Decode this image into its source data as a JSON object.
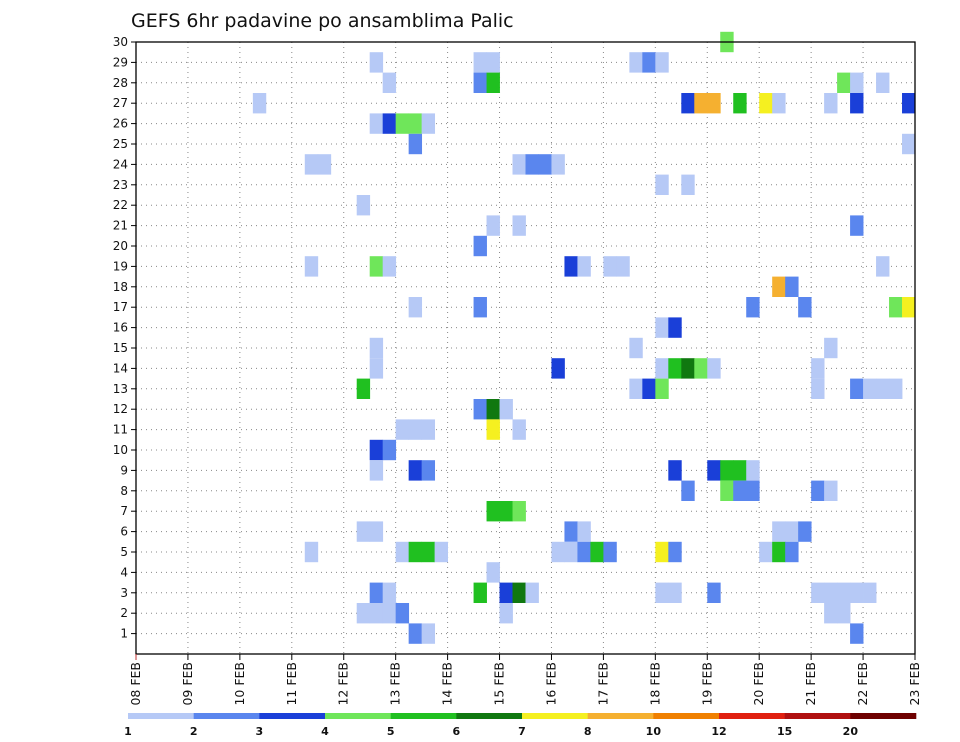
{
  "chart_data": {
    "type": "heatmap",
    "title": "GEFS 6hr padavine po ansamblima Palic",
    "x_ticks": [
      "08 FEB",
      "09 FEB",
      "10 FEB",
      "11 FEB",
      "12 FEB",
      "13 FEB",
      "14 FEB",
      "15 FEB",
      "16 FEB",
      "17 FEB",
      "18 FEB",
      "19 FEB",
      "20 FEB",
      "21 FEB",
      "22 FEB",
      "23 FEB"
    ],
    "x_range_days": [
      8,
      23
    ],
    "steps_per_day": 4,
    "y_ticks": [
      1,
      2,
      3,
      4,
      5,
      6,
      7,
      8,
      9,
      10,
      11,
      12,
      13,
      14,
      15,
      16,
      17,
      18,
      19,
      20,
      21,
      22,
      23,
      24,
      25,
      26,
      27,
      28,
      29,
      30
    ],
    "y_range": [
      0,
      30
    ],
    "grid": true,
    "legend": {
      "placement": "bottom",
      "labels": [
        "1",
        "2",
        "3",
        "4",
        "5",
        "6",
        "7",
        "8",
        "10",
        "12",
        "15",
        "20"
      ],
      "colors": [
        "#b6c9f6",
        "#5a86ee",
        "#1a3fd8",
        "#6fe65a",
        "#20c020",
        "#107810",
        "#f5f020",
        "#f5b030",
        "#f08000",
        "#e02010",
        "#b01010",
        "#6e0000"
      ]
    },
    "cells": [
      [
        29,
        12.5,
        1
      ],
      [
        29,
        14.5,
        1
      ],
      [
        29,
        14.75,
        1
      ],
      [
        29,
        17.5,
        1
      ],
      [
        29,
        17.75,
        2
      ],
      [
        29,
        18,
        1
      ],
      [
        28,
        12.75,
        1
      ],
      [
        28,
        14.5,
        2
      ],
      [
        28,
        14.75,
        5
      ],
      [
        28,
        21.5,
        4
      ],
      [
        28,
        21.75,
        1
      ],
      [
        28,
        22.25,
        1
      ],
      [
        27,
        10.25,
        1
      ],
      [
        27,
        18.5,
        3
      ],
      [
        27,
        18.75,
        8
      ],
      [
        27,
        19,
        8
      ],
      [
        27,
        19.5,
        5
      ],
      [
        27,
        20,
        7
      ],
      [
        27,
        20.25,
        1
      ],
      [
        27,
        21.25,
        1
      ],
      [
        27,
        21.75,
        3
      ],
      [
        27,
        22.75,
        3
      ],
      [
        26,
        12.5,
        1
      ],
      [
        26,
        12.75,
        3
      ],
      [
        26,
        13,
        4
      ],
      [
        26,
        13.25,
        4
      ],
      [
        26,
        13.5,
        1
      ],
      [
        25,
        13.25,
        2
      ],
      [
        25,
        22.75,
        1
      ],
      [
        24,
        11.25,
        1
      ],
      [
        24,
        11.5,
        1
      ],
      [
        24,
        15.25,
        1
      ],
      [
        24,
        15.5,
        2
      ],
      [
        24,
        15.75,
        2
      ],
      [
        24,
        16,
        1
      ],
      [
        23,
        18,
        1
      ],
      [
        23,
        18.5,
        1
      ],
      [
        22,
        12.25,
        1
      ],
      [
        21,
        14.75,
        1
      ],
      [
        21,
        15.25,
        1
      ],
      [
        21,
        21.75,
        2
      ],
      [
        20,
        14.5,
        2
      ],
      [
        19,
        11.25,
        1
      ],
      [
        19,
        12.5,
        4
      ],
      [
        19,
        12.75,
        1
      ],
      [
        19,
        16.25,
        3
      ],
      [
        19,
        16.5,
        1
      ],
      [
        19,
        17,
        1
      ],
      [
        19,
        17.25,
        1
      ],
      [
        19,
        22.25,
        1
      ],
      [
        18,
        20.25,
        8
      ],
      [
        18,
        20.5,
        2
      ],
      [
        17,
        13.25,
        1
      ],
      [
        17,
        14.5,
        2
      ],
      [
        17,
        19.75,
        2
      ],
      [
        17,
        20.75,
        2
      ],
      [
        17,
        22.5,
        4
      ],
      [
        17,
        22.75,
        7
      ],
      [
        16,
        18,
        1
      ],
      [
        16,
        18.25,
        3
      ],
      [
        15,
        12.5,
        1
      ],
      [
        15,
        17.5,
        1
      ],
      [
        15,
        21.25,
        1
      ],
      [
        14,
        12.5,
        1
      ],
      [
        14,
        16,
        3
      ],
      [
        14,
        18,
        1
      ],
      [
        14,
        18.25,
        5
      ],
      [
        14,
        18.5,
        6
      ],
      [
        14,
        18.75,
        4
      ],
      [
        14,
        19,
        1
      ],
      [
        14,
        21,
        1
      ],
      [
        13,
        12.25,
        5
      ],
      [
        13,
        17.5,
        1
      ],
      [
        13,
        17.75,
        3
      ],
      [
        13,
        18,
        4
      ],
      [
        13,
        21,
        1
      ],
      [
        13,
        21.75,
        2
      ],
      [
        13,
        22,
        1
      ],
      [
        13,
        22.25,
        1
      ],
      [
        13,
        22.5,
        1
      ],
      [
        12,
        14.5,
        2
      ],
      [
        12,
        14.75,
        6
      ],
      [
        12,
        15,
        1
      ],
      [
        11,
        13,
        1
      ],
      [
        11,
        13.25,
        1
      ],
      [
        11,
        13.5,
        1
      ],
      [
        11,
        14.75,
        7
      ],
      [
        11,
        15.25,
        1
      ],
      [
        10,
        12.5,
        3
      ],
      [
        10,
        12.75,
        2
      ],
      [
        9,
        12.5,
        1
      ],
      [
        9,
        13.25,
        3
      ],
      [
        9,
        13.5,
        2
      ],
      [
        9,
        18.25,
        3
      ],
      [
        9,
        19,
        3
      ],
      [
        9,
        19.25,
        5
      ],
      [
        9,
        19.5,
        5
      ],
      [
        9,
        19.75,
        1
      ],
      [
        8,
        18.5,
        2
      ],
      [
        8,
        19.25,
        4
      ],
      [
        8,
        19.5,
        2
      ],
      [
        8,
        19.75,
        2
      ],
      [
        8,
        21,
        2
      ],
      [
        8,
        21.25,
        1
      ],
      [
        7,
        14.75,
        5
      ],
      [
        7,
        15,
        5
      ],
      [
        7,
        15.25,
        4
      ],
      [
        6,
        12.25,
        1
      ],
      [
        6,
        12.5,
        1
      ],
      [
        6,
        16.25,
        2
      ],
      [
        6,
        16.5,
        1
      ],
      [
        6,
        20.25,
        1
      ],
      [
        6,
        20.5,
        1
      ],
      [
        6,
        20.75,
        2
      ],
      [
        5,
        11.25,
        1
      ],
      [
        5,
        13,
        1
      ],
      [
        5,
        13.25,
        5
      ],
      [
        5,
        13.5,
        5
      ],
      [
        5,
        13.75,
        1
      ],
      [
        5,
        16,
        1
      ],
      [
        5,
        16.25,
        1
      ],
      [
        5,
        16.5,
        2
      ],
      [
        5,
        16.75,
        5
      ],
      [
        5,
        17,
        2
      ],
      [
        5,
        18,
        7
      ],
      [
        5,
        18.25,
        2
      ],
      [
        5,
        20,
        1
      ],
      [
        5,
        20.25,
        5
      ],
      [
        5,
        20.5,
        2
      ],
      [
        4,
        14.75,
        1
      ],
      [
        3,
        12.5,
        2
      ],
      [
        3,
        12.75,
        1
      ],
      [
        3,
        14.5,
        5
      ],
      [
        3,
        15,
        3
      ],
      [
        3,
        15.25,
        6
      ],
      [
        3,
        15.5,
        1
      ],
      [
        3,
        18,
        1
      ],
      [
        3,
        18.25,
        1
      ],
      [
        3,
        19,
        2
      ],
      [
        3,
        21,
        1
      ],
      [
        3,
        21.25,
        1
      ],
      [
        3,
        21.5,
        1
      ],
      [
        3,
        21.75,
        1
      ],
      [
        3,
        22,
        1
      ],
      [
        2,
        12.25,
        1
      ],
      [
        2,
        12.5,
        1
      ],
      [
        2,
        12.75,
        1
      ],
      [
        2,
        13,
        2
      ],
      [
        2,
        15,
        1
      ],
      [
        2,
        21.25,
        1
      ],
      [
        2,
        21.5,
        1
      ],
      [
        1,
        13.25,
        2
      ],
      [
        1,
        13.5,
        1
      ],
      [
        1,
        21.75,
        2
      ],
      [
        30,
        19.25,
        4
      ]
    ]
  }
}
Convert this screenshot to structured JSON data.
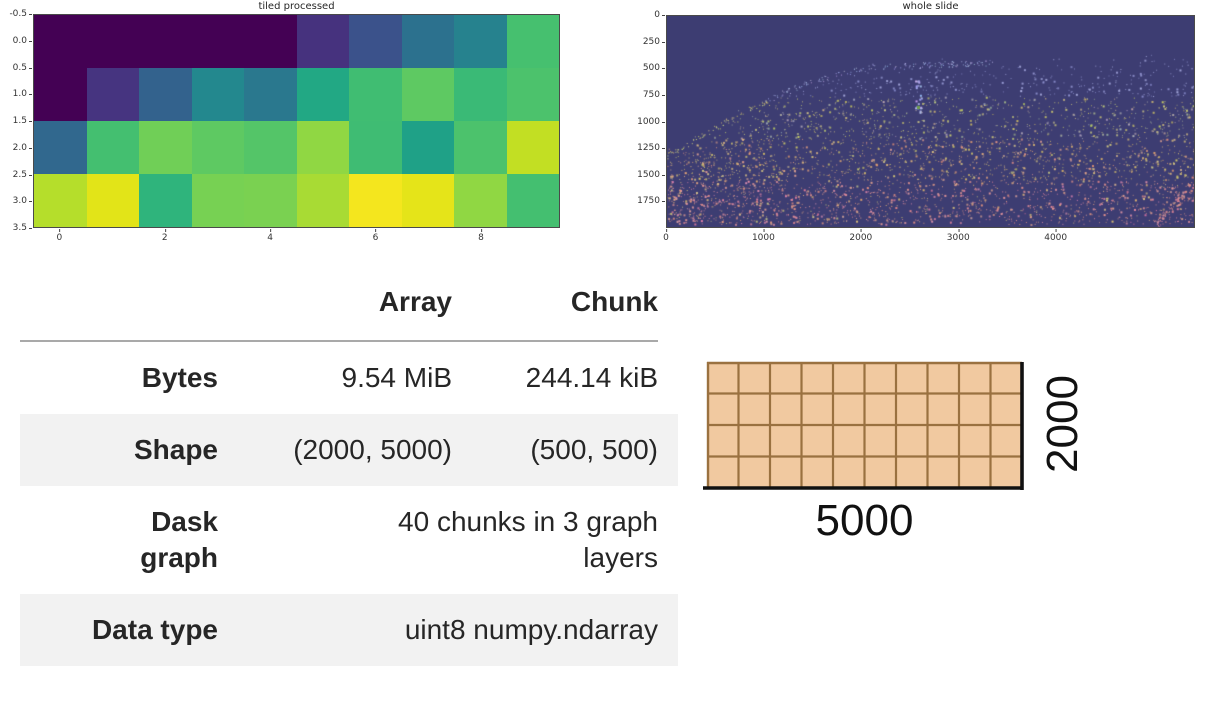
{
  "figure1": {
    "title": "tiled processed",
    "x_ticks": [
      "0",
      "2",
      "4",
      "6",
      "8"
    ],
    "y_ticks": [
      "-0.5",
      "0.0",
      "0.5",
      "1.0",
      "1.5",
      "2.0",
      "2.5",
      "3.0",
      "3.5"
    ],
    "cell_colors": [
      [
        "#440154",
        "#440154",
        "#440154",
        "#440154",
        "#440154",
        "#46327e",
        "#3b528b",
        "#2c718e",
        "#26828e",
        "#46c06f"
      ],
      [
        "#440154",
        "#463480",
        "#33628d",
        "#23888e",
        "#2a788e",
        "#22a884",
        "#40bd72",
        "#5ec962",
        "#3aba76",
        "#4cc26c"
      ],
      [
        "#31688e",
        "#44bf70",
        "#70cf57",
        "#5ec962",
        "#54c568",
        "#90d743",
        "#3fbc73",
        "#1fa187",
        "#4cc26c",
        "#c2df23"
      ],
      [
        "#b5de2b",
        "#e2e418",
        "#2fb47c",
        "#77d153",
        "#7ad151",
        "#a8db34",
        "#f4e61e",
        "#e5e419",
        "#90d743",
        "#44bf70"
      ]
    ]
  },
  "figure2": {
    "title": "whole slide",
    "x_ticks": [
      "0",
      "1000",
      "2000",
      "3000",
      "4000"
    ],
    "y_ticks": [
      "0",
      "250",
      "500",
      "750",
      "1000",
      "1250",
      "1500",
      "1750"
    ],
    "x_max": 5430,
    "y_max": 2000,
    "bg_color": "#3d3d72",
    "dot_colors": {
      "top_blue": "#8c8fd0",
      "mid_olive": "#bdb968",
      "tan": "#c89a6e",
      "salmon": "#d58f86",
      "pink": "#cf7f99",
      "green_spot": "#6f9c49"
    }
  },
  "dask_table": {
    "col_array": "Array",
    "col_chunk": "Chunk",
    "rows": [
      {
        "label": "Bytes",
        "array": "9.54 MiB",
        "chunk": "244.14 kiB"
      },
      {
        "label": "Shape",
        "array": "(2000, 5000)",
        "chunk": "(500, 500)"
      },
      {
        "label": "Dask graph",
        "value": "40 chunks in 3 graph layers"
      },
      {
        "label": "Data type",
        "value": "uint8 numpy.ndarray"
      }
    ]
  },
  "chunk_diagram": {
    "cols": 10,
    "rows": 4,
    "width_label": "5000",
    "height_label": "2000",
    "fill": "#f1c9a0",
    "grid_stroke": "#9a7140",
    "edge_stroke": "#111111"
  },
  "chart_data": [
    {
      "type": "heatmap",
      "title": "tiled processed",
      "colormap": "viridis",
      "grid_shape": [
        4,
        10
      ],
      "x_ticks": [
        0,
        2,
        4,
        6,
        8
      ],
      "y_ticks": [
        -0.5,
        0.0,
        0.5,
        1.0,
        1.5,
        2.0,
        2.5,
        3.0,
        3.5
      ],
      "x_range": [
        -0.5,
        9.5
      ],
      "y_range": [
        3.5,
        -0.5
      ],
      "values_normalized_estimate": [
        [
          0.02,
          0.02,
          0.02,
          0.02,
          0.02,
          0.13,
          0.26,
          0.4,
          0.45,
          0.7
        ],
        [
          0.02,
          0.14,
          0.3,
          0.5,
          0.4,
          0.62,
          0.7,
          0.76,
          0.69,
          0.72
        ],
        [
          0.3,
          0.7,
          0.8,
          0.76,
          0.74,
          0.84,
          0.69,
          0.55,
          0.72,
          0.9
        ],
        [
          0.89,
          0.94,
          0.65,
          0.79,
          0.8,
          0.86,
          0.98,
          0.95,
          0.84,
          0.7
        ]
      ]
    },
    {
      "type": "image",
      "title": "whole slide",
      "x_ticks": [
        0,
        1000,
        2000,
        3000,
        4000
      ],
      "y_ticks": [
        0,
        250,
        500,
        750,
        1000,
        1250,
        1500,
        1750
      ],
      "x_range": [
        0,
        5430
      ],
      "y_range": [
        2000,
        0
      ],
      "annotation": "dark indigo slide with sparse stained dots: bluish near tissue edge, yellow-olive mid-depth, salmon-pink dense toward bottom; tissue boundary arcs from lower-left up to middle"
    },
    {
      "type": "table",
      "title": "dask array summary",
      "columns": [
        "",
        "Array",
        "Chunk"
      ],
      "rows": [
        [
          "Bytes",
          "9.54 MiB",
          "244.14 kiB"
        ],
        [
          "Shape",
          "(2000, 5000)",
          "(500, 500)"
        ],
        [
          "Dask graph",
          "40 chunks in 3 graph layers",
          ""
        ],
        [
          "Data type",
          "uint8 numpy.ndarray",
          ""
        ]
      ]
    }
  ]
}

_ _ _ _ _ _ _

Short problem -
Look through the entries above and count each line holding "graph"; report the count alone.

Result of the task -
4